** start DATA ENTRIES **

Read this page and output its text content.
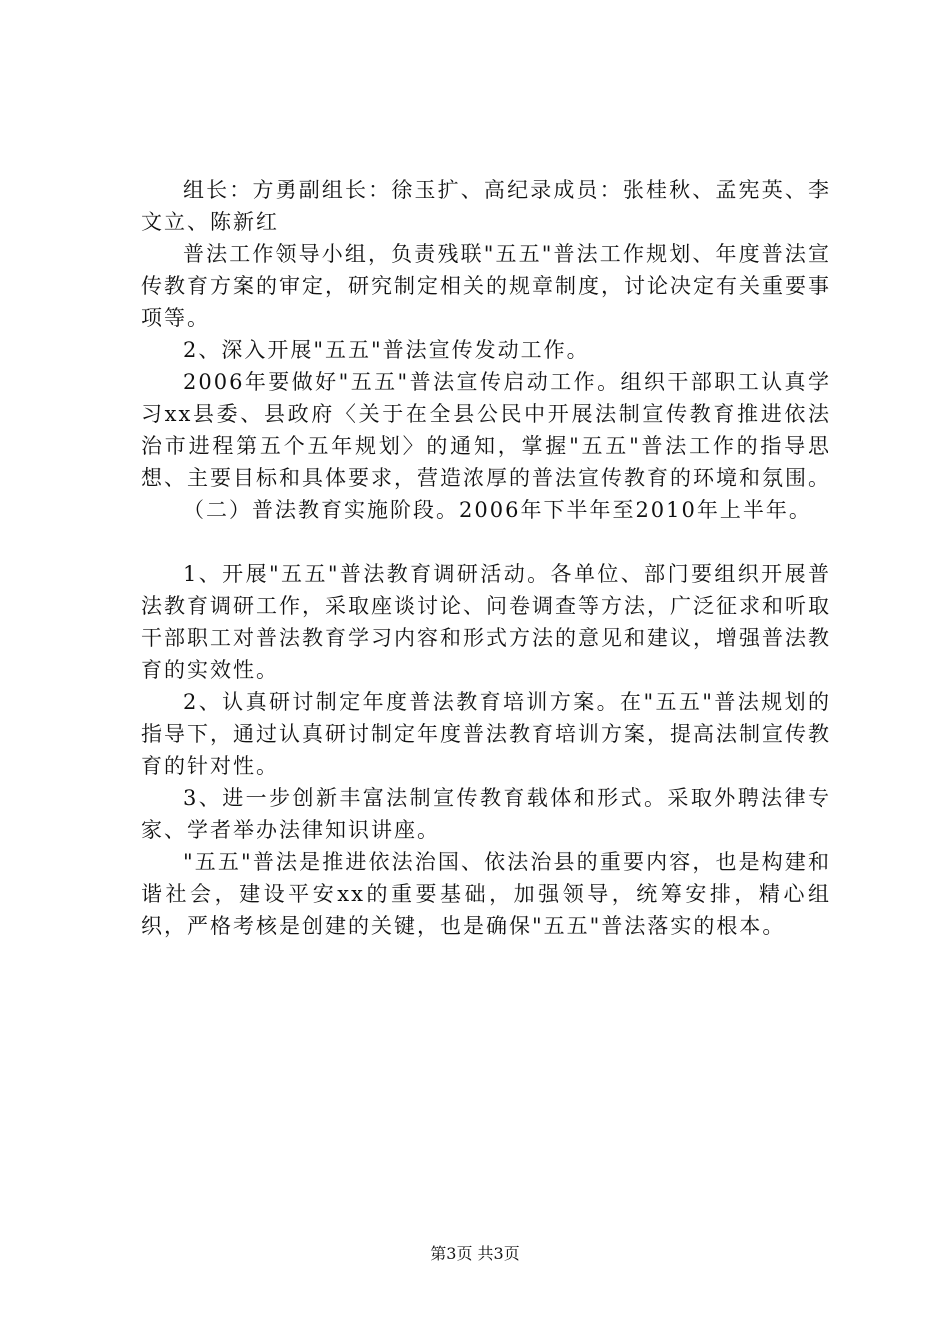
组长：方勇副组长：徐玉扩、高纪录成员：张桂秋、孟宪英、李文立、陈新红

普法工作领导小组，负责残联"五五"普法工作规划、年度普法宣传教育方案的审定，研究制定相关的规章制度，讨论决定有关重要事项等。

2、深入开展"五五"普法宣传发动工作。

2006年要做好"五五"普法宣传启动工作。组织干部职工认真学习xx县委、县政府〈关于在全县公民中开展法制宣传教育推进依法治市进程第五个五年规划〉的通知，掌握"五五"普法工作的指导思想、主要目标和具体要求，营造浓厚的普法宣传教育的环境和氛围。

（二）普法教育实施阶段。2006年下半年至2010年上半年。

1、开展"五五"普法教育调研活动。各单位、部门要组织开展普法教育调研工作，采取座谈讨论、问卷调查等方法，广泛征求和听取干部职工对普法教育学习内容和形式方法的意见和建议，增强普法教育的实效性。

2、认真研讨制定年度普法教育培训方案。在"五五"普法规划的指导下，通过认真研讨制定年度普法教育培训方案，提高法制宣传教育的针对性。

3、进一步创新丰富法制宣传教育载体和形式。采取外聘法律专家、学者举办法律知识讲座。

"五五"普法是推进依法治国、依法治县的重要内容，也是构建和谐社会，建设平安xx的重要基础，加强领导，统筹安排，精心组织，严格考核是创建的关键，也是确保"五五"普法落实的根本。

第3页 共3页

** end DATA ENTRIES **

WHAT TO PRODUCE:
Your copy should hold every record word for word and none of the pictures.

EXERCISE RESPONSE:
Read this page and output its text content.
组长：方勇副组长：徐玉扩、高纪录成员：张桂秋、孟宪英、李文立、陈新红

普法工作领导小组，负责残联"五五"普法工作规划、年度普法宣传教育方案的审定，研究制定相关的规章制度，讨论决定有关重要事项等。

2、深入开展"五五"普法宣传发动工作。

2006年要做好"五五"普法宣传启动工作。组织干部职工认真学习xx县委、县政府〈关于在全县公民中开展法制宣传教育推进依法治市进程第五个五年规划〉的通知，掌握"五五"普法工作的指导思想、主要目标和具体要求，营造浓厚的普法宣传教育的环境和氛围。

（二）普法教育实施阶段。2006年下半年至2010年上半年。

1、开展"五五"普法教育调研活动。各单位、部门要组织开展普法教育调研工作，采取座谈讨论、问卷调查等方法，广泛征求和听取干部职工对普法教育学习内容和形式方法的意见和建议，增强普法教育的实效性。

2、认真研讨制定年度普法教育培训方案。在"五五"普法规划的指导下，通过认真研讨制定年度普法教育培训方案，提高法制宣传教育的针对性。

3、进一步创新丰富法制宣传教育载体和形式。采取外聘法律专家、学者举办法律知识讲座。

"五五"普法是推进依法治国、依法治县的重要内容，也是构建和谐社会，建设平安xx的重要基础，加强领导，统筹安排，精心组织，严格考核是创建的关键，也是确保"五五"普法落实的根本。

第3页 共3页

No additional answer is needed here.